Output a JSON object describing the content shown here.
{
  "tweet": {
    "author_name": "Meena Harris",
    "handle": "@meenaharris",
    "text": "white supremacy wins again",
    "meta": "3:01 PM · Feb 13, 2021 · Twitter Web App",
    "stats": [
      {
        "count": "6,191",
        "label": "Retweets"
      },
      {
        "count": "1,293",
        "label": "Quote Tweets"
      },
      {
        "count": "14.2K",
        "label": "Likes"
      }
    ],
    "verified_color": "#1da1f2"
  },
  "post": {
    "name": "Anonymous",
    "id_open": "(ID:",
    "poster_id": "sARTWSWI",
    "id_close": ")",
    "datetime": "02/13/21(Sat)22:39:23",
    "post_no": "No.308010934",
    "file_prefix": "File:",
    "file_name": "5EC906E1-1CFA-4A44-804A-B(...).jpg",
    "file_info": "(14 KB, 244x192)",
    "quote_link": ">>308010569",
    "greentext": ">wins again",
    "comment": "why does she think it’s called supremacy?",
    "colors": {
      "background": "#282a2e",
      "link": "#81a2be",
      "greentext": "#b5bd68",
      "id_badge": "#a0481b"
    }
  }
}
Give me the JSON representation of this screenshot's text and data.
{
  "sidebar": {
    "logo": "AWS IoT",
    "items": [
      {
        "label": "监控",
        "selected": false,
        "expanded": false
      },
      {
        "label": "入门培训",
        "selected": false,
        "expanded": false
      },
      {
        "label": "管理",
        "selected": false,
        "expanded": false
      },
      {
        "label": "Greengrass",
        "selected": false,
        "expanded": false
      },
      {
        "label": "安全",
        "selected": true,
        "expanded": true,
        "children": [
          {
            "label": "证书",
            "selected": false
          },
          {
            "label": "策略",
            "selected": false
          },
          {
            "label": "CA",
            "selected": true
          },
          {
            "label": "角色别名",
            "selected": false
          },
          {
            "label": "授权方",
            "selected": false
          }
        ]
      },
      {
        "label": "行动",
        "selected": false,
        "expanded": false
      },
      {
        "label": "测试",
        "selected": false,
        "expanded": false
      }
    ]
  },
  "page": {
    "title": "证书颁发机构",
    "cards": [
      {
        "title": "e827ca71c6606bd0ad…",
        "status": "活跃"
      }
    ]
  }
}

————————

Challenge: From the records above, extract everything verbatim.

Result for this exercise:
Output a JSON object describing the content shown here.
{
  "tweet": {
    "author_name": "Meena Harris",
    "handle": "@meenaharris",
    "text": "white supremacy wins again",
    "meta": "3:01 PM · Feb 13, 2021 · Twitter Web App",
    "stats": [
      {
        "count": "6,191",
        "label": "Retweets"
      },
      {
        "count": "1,293",
        "label": "Quote Tweets"
      },
      {
        "count": "14.2K",
        "label": "Likes"
      }
    ],
    "verified_color": "#1da1f2"
  },
  "post": {
    "name": "Anonymous",
    "id_open": "(ID:",
    "poster_id": "sARTWSWI",
    "id_close": ")",
    "datetime": "02/13/21(Sat)22:39:23",
    "post_no": "No.308010934",
    "file_prefix": "File:",
    "file_name": "5EC906E1-1CFA-4A44-804A-B(...).jpg",
    "file_info": "(14 KB, 244x192)",
    "quote_link": ">>308010569",
    "greentext": ">wins again",
    "comment": "why does she think it’s called supremacy?",
    "colors": {
      "background": "#282a2e",
      "link": "#81a2be",
      "greentext": "#b5bd68",
      "id_badge": "#a0481b"
    }
  }
}
Give me the JSON representation of this screenshot's text and data.
{
  "sidebar": {
    "logo": "AWS IoT",
    "items": [
      {
        "label": "监控",
        "selected": false,
        "expanded": false
      },
      {
        "label": "入门培训",
        "selected": false,
        "expanded": false
      },
      {
        "label": "管理",
        "selected": false,
        "expanded": false
      },
      {
        "label": "Greengrass",
        "selected": false,
        "expanded": false
      },
      {
        "label": "安全",
        "selected": true,
        "expanded": true,
        "children": [
          {
            "label": "证书",
            "selected": false
          },
          {
            "label": "策略",
            "selected": false
          },
          {
            "label": "CA",
            "selected": true
          },
          {
            "label": "角色别名",
            "selected": false
          },
          {
            "label": "授权方",
            "selected": false
          }
        ]
      },
      {
        "label": "行动",
        "selected": false,
        "expanded": false
      },
      {
        "label": "测试",
        "selected": false,
        "expanded": false
      }
    ]
  },
  "page": {
    "title": "证书颁发机构",
    "cards": [
      {
        "title": "e827ca71c6606bd0ad…",
        "status": "活跃"
      }
    ]
  }
}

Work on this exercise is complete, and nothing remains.